(Source data)
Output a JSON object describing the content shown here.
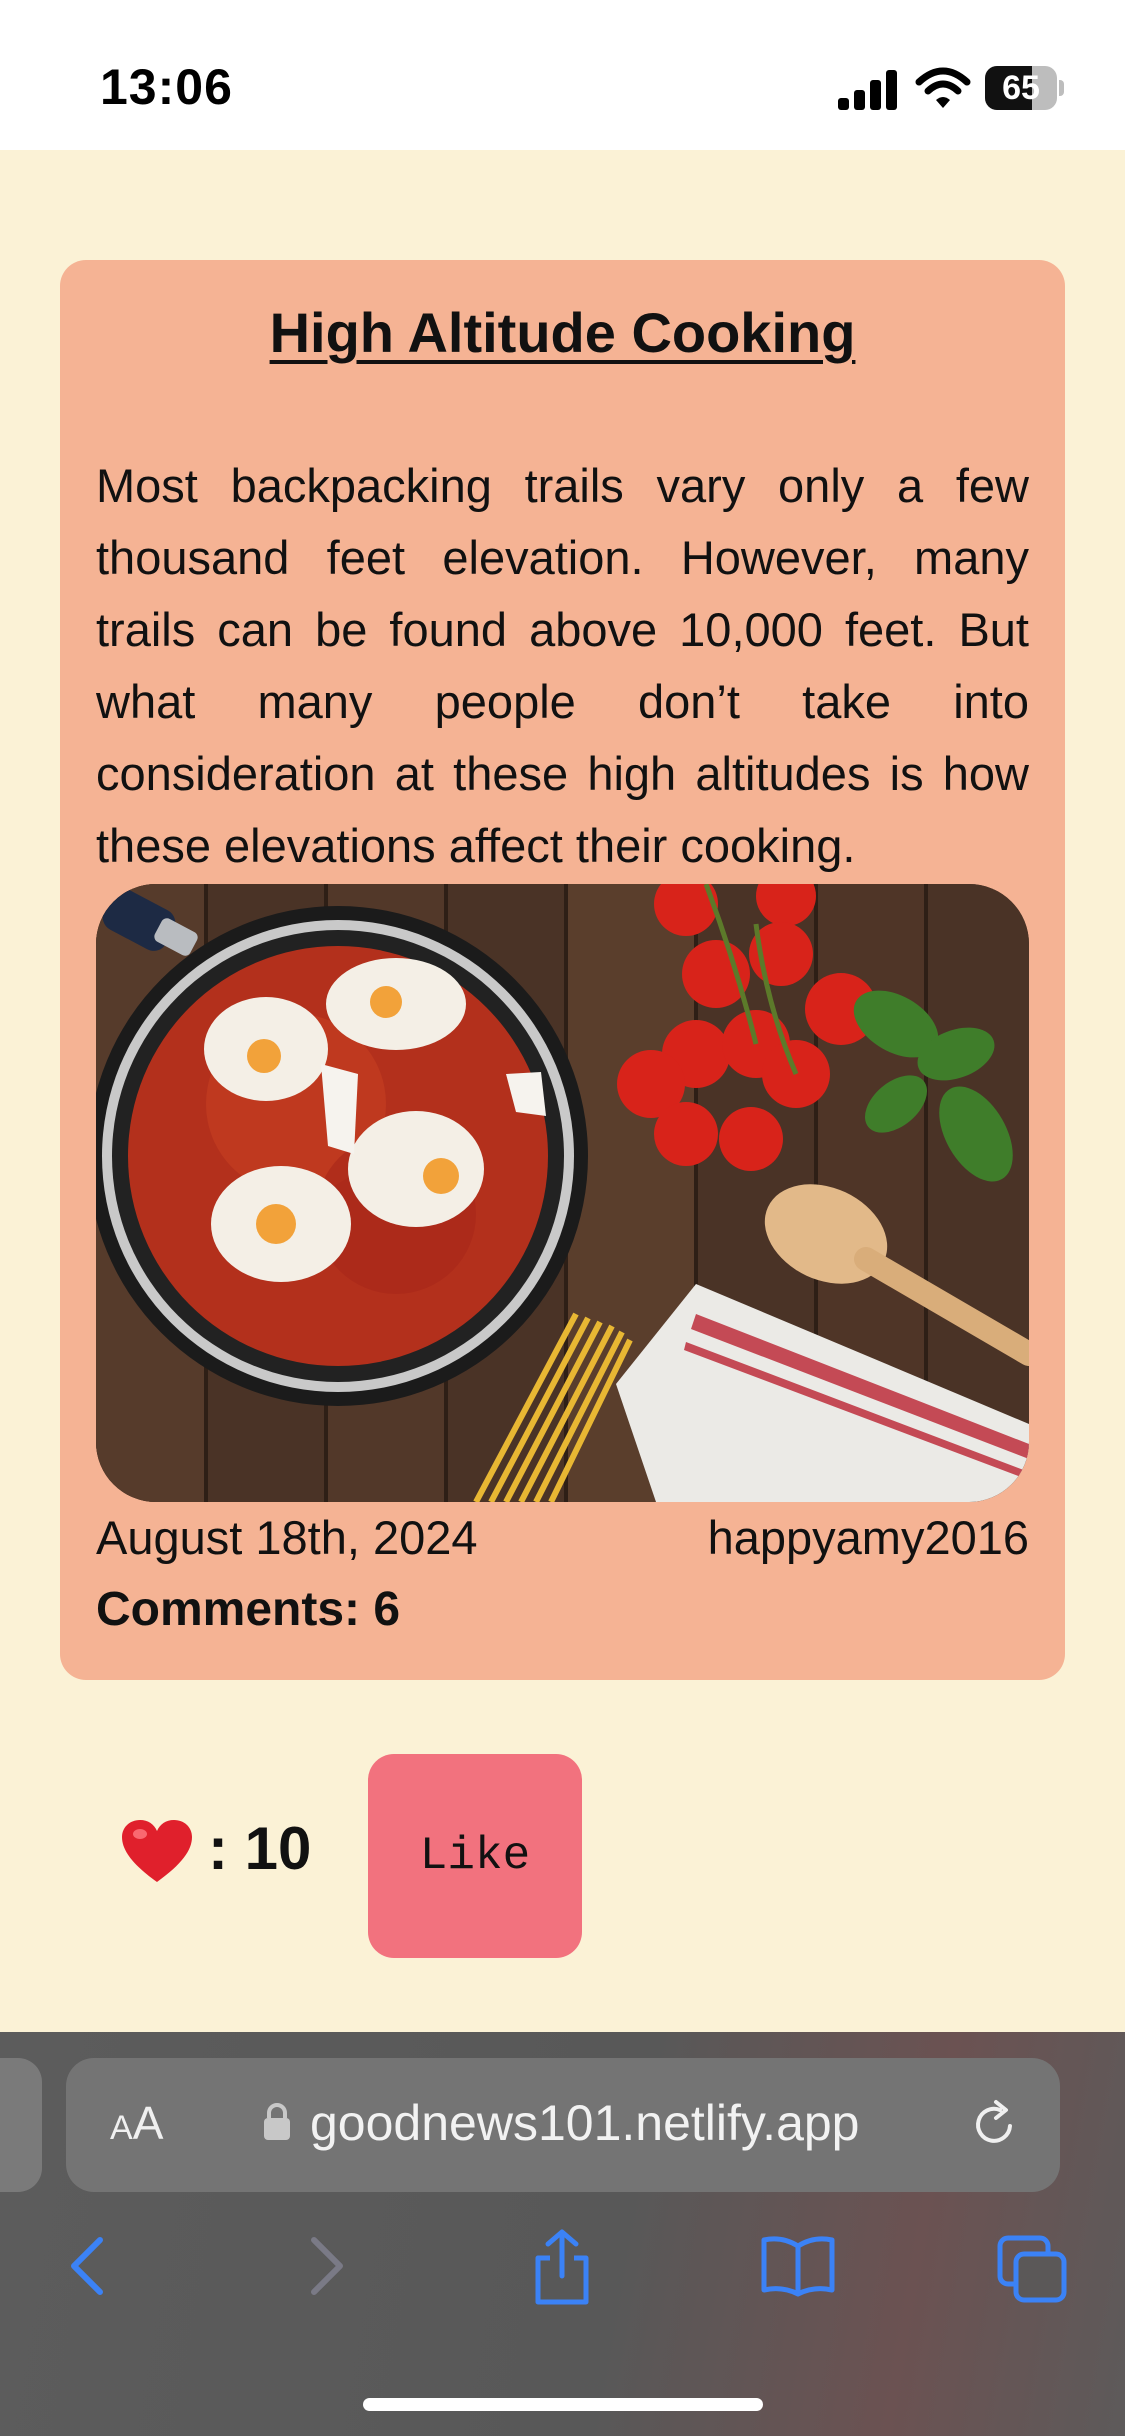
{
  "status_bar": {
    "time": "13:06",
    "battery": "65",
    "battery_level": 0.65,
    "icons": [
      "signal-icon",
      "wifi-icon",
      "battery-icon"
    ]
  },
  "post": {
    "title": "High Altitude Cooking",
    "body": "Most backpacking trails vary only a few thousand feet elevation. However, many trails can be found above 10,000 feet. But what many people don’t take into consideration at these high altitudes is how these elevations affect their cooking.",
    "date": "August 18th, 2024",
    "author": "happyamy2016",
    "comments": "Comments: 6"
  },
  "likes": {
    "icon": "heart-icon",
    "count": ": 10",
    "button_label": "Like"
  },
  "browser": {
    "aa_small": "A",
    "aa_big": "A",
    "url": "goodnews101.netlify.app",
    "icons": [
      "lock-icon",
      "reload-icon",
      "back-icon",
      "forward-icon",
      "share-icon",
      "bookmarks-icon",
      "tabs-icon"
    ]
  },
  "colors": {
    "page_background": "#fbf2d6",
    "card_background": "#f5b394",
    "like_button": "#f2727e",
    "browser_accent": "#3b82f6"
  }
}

Set exercise: Retype everything in the material word for word, minus pictures.

Exercise answer:
Output a JSON object describing the content shown here.
{
  "status_bar": {
    "time": "13:06",
    "battery": "65",
    "battery_level": 0.65,
    "icons": [
      "signal-icon",
      "wifi-icon",
      "battery-icon"
    ]
  },
  "post": {
    "title": "High Altitude Cooking",
    "body": "Most backpacking trails vary only a few thousand feet elevation. However, many trails can be found above 10,000 feet. But what many people don’t take into consideration at these high altitudes is how these elevations affect their cooking.",
    "date": "August 18th, 2024",
    "author": "happyamy2016",
    "comments": "Comments: 6"
  },
  "likes": {
    "icon": "heart-icon",
    "count": ": 10",
    "button_label": "Like"
  },
  "browser": {
    "aa_small": "A",
    "aa_big": "A",
    "url": "goodnews101.netlify.app",
    "icons": [
      "lock-icon",
      "reload-icon",
      "back-icon",
      "forward-icon",
      "share-icon",
      "bookmarks-icon",
      "tabs-icon"
    ]
  },
  "colors": {
    "page_background": "#fbf2d6",
    "card_background": "#f5b394",
    "like_button": "#f2727e",
    "browser_accent": "#3b82f6"
  }
}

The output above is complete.